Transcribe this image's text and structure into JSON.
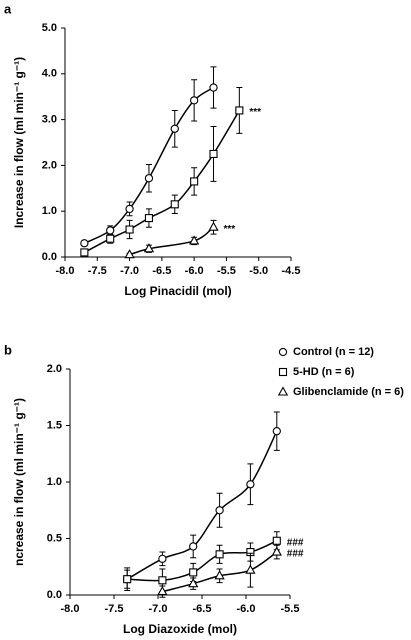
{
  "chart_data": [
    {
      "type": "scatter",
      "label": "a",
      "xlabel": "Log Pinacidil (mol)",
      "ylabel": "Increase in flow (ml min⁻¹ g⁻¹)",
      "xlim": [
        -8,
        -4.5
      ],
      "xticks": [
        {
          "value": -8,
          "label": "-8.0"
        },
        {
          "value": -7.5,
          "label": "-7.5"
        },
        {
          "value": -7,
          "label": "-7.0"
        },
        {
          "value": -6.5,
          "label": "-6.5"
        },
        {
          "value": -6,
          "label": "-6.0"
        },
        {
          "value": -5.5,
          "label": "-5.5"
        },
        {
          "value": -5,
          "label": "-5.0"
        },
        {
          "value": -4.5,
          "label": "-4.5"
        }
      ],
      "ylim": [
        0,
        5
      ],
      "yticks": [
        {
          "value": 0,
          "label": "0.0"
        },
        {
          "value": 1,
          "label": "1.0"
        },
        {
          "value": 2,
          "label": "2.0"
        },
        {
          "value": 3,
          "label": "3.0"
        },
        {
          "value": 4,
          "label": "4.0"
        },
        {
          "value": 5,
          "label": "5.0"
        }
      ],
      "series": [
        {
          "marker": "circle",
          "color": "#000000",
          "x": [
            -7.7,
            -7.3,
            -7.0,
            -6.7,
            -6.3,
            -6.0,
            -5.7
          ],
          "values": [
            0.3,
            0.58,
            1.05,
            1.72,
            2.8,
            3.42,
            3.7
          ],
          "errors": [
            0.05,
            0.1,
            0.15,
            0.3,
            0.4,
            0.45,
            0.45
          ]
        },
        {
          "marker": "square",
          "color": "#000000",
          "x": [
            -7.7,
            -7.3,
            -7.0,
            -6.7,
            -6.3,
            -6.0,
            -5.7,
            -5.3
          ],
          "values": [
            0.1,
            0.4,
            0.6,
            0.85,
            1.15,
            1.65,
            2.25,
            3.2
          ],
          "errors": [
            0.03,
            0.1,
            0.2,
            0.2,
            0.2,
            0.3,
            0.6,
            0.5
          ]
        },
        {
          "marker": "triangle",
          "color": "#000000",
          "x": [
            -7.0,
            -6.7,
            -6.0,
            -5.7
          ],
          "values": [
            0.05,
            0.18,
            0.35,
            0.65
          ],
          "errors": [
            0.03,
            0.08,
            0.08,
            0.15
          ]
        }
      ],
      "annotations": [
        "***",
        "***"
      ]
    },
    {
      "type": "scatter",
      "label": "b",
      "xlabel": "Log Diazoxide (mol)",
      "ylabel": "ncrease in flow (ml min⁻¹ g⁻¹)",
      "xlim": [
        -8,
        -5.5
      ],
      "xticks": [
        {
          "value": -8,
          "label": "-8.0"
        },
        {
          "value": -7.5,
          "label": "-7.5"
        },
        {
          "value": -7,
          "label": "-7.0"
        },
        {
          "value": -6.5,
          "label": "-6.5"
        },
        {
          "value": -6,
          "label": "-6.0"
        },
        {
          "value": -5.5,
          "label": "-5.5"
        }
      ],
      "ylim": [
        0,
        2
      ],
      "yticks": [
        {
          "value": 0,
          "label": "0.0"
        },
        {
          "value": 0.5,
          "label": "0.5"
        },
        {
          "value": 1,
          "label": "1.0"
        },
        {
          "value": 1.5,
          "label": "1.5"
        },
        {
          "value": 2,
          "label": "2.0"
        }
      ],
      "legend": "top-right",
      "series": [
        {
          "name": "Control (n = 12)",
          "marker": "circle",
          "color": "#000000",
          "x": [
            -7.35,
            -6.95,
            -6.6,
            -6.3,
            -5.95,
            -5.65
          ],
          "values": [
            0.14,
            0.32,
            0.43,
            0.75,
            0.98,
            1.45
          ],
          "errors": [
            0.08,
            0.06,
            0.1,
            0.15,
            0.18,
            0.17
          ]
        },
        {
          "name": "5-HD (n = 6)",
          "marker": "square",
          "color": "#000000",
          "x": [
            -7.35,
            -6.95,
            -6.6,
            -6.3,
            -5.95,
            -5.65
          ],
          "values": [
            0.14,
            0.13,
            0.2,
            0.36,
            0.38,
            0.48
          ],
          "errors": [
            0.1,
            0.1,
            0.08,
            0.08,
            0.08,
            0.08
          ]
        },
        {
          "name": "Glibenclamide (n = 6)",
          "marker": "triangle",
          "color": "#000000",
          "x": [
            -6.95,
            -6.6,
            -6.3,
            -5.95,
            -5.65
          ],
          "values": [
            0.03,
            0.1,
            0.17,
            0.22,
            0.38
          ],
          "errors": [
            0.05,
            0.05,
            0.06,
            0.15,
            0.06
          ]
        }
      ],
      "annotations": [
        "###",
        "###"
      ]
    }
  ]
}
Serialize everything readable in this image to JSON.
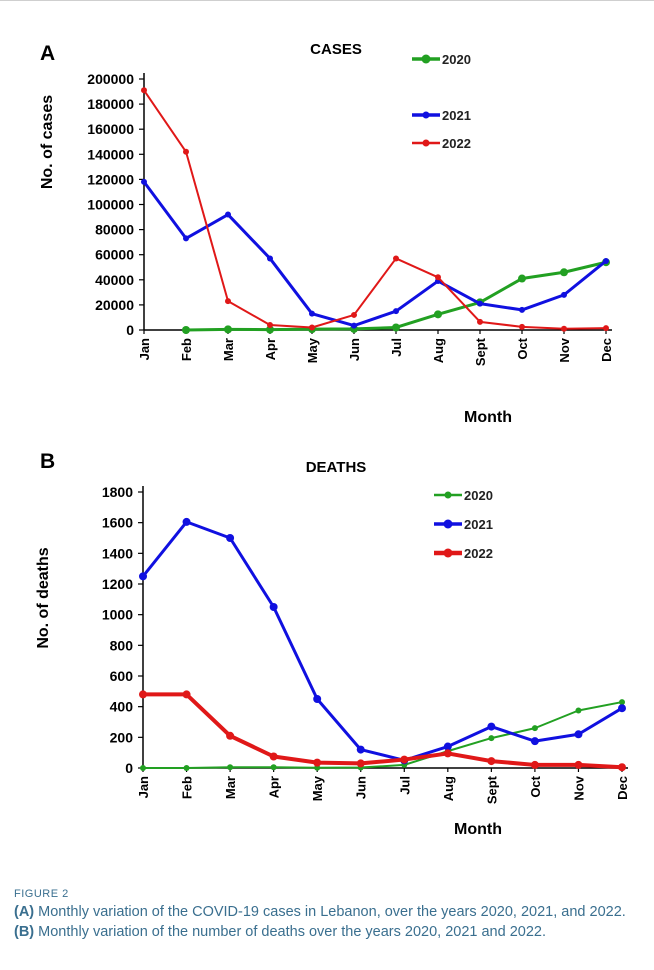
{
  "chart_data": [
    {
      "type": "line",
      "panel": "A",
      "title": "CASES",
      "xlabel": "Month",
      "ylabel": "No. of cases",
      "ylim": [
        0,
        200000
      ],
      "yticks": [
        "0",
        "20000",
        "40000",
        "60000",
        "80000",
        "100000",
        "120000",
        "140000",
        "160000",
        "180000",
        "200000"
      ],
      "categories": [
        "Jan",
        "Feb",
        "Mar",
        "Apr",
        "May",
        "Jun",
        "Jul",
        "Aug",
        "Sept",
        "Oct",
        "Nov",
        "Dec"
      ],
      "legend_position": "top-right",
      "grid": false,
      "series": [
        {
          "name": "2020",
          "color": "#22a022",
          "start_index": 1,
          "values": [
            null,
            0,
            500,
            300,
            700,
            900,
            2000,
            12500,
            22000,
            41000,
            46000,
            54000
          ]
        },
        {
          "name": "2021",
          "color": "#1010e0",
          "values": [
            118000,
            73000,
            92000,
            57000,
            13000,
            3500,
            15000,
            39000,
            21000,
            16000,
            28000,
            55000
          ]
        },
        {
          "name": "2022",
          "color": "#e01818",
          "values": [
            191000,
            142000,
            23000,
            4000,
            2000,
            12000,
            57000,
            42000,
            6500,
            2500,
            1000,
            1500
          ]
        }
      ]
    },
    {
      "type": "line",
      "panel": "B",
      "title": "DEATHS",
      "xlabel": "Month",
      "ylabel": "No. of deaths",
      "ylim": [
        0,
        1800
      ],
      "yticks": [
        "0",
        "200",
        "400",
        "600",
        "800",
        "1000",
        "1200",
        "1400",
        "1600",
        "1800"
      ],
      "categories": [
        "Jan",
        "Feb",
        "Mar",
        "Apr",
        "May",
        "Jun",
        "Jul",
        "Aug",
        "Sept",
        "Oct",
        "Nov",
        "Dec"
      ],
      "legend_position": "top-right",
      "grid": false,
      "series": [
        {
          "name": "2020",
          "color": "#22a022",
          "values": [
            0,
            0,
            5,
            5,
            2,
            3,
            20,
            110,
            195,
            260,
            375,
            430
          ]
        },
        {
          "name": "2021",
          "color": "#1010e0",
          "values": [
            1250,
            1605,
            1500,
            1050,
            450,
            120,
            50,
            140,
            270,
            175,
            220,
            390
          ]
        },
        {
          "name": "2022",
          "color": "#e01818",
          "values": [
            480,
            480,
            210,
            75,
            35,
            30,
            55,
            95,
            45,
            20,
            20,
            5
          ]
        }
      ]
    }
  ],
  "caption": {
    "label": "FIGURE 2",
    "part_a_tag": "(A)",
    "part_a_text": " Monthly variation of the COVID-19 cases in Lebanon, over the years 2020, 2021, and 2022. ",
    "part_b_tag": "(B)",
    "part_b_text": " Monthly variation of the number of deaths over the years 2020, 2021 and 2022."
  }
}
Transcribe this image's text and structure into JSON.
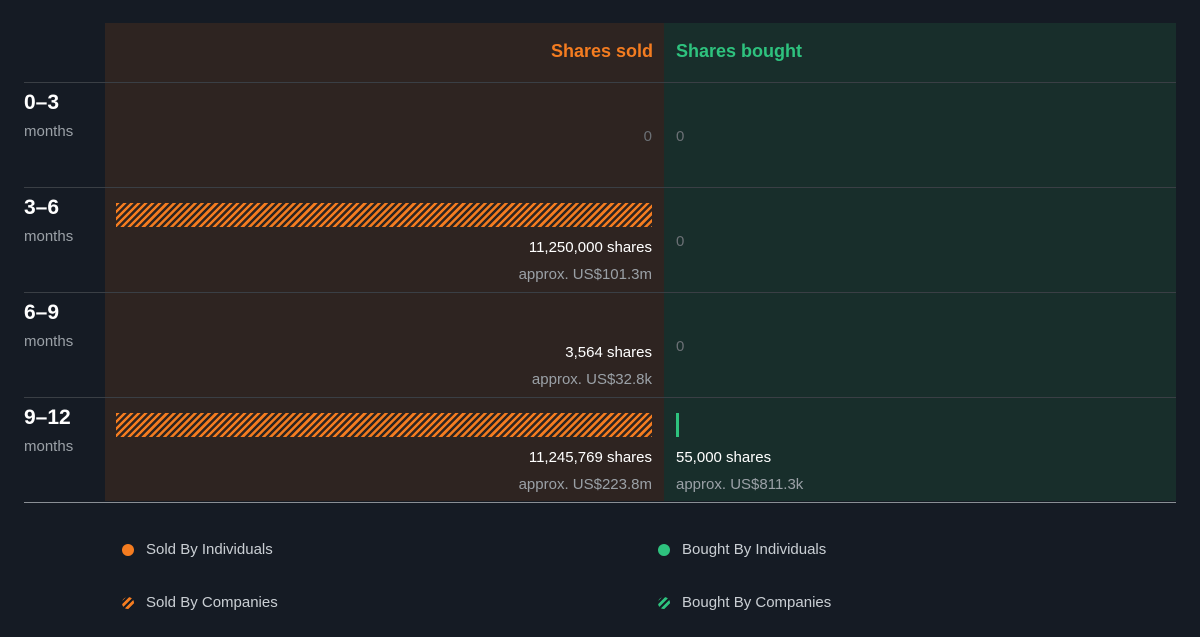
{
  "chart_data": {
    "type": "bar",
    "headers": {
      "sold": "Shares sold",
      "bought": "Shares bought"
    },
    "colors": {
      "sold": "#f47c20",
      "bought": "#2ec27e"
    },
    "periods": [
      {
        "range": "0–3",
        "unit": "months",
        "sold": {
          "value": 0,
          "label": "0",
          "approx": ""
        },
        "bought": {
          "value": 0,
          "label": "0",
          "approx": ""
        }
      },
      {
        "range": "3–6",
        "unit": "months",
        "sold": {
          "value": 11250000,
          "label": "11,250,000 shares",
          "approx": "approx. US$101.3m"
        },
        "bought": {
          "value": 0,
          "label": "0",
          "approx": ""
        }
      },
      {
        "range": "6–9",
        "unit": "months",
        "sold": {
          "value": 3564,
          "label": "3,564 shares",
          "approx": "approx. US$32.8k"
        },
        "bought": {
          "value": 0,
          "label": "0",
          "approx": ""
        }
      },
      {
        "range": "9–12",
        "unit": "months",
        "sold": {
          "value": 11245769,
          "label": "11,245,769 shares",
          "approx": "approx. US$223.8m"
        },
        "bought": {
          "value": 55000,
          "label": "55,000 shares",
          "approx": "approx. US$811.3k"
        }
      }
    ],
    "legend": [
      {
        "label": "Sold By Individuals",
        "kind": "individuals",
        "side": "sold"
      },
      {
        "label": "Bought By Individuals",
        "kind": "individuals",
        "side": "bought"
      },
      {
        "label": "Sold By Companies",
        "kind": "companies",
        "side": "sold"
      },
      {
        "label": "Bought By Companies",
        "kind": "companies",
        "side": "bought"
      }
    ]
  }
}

> Exercise description
Pick every line with "ylabel" in it and copy it.

> Problem solution
      "ylabel": "Increase in flow (ml min⁻¹ g⁻¹)",
      "ylabel": "ncrease in flow (ml min⁻¹ g⁻¹)",
      "ylabel": "No. of cases",
      "ylabel": "No. of deaths",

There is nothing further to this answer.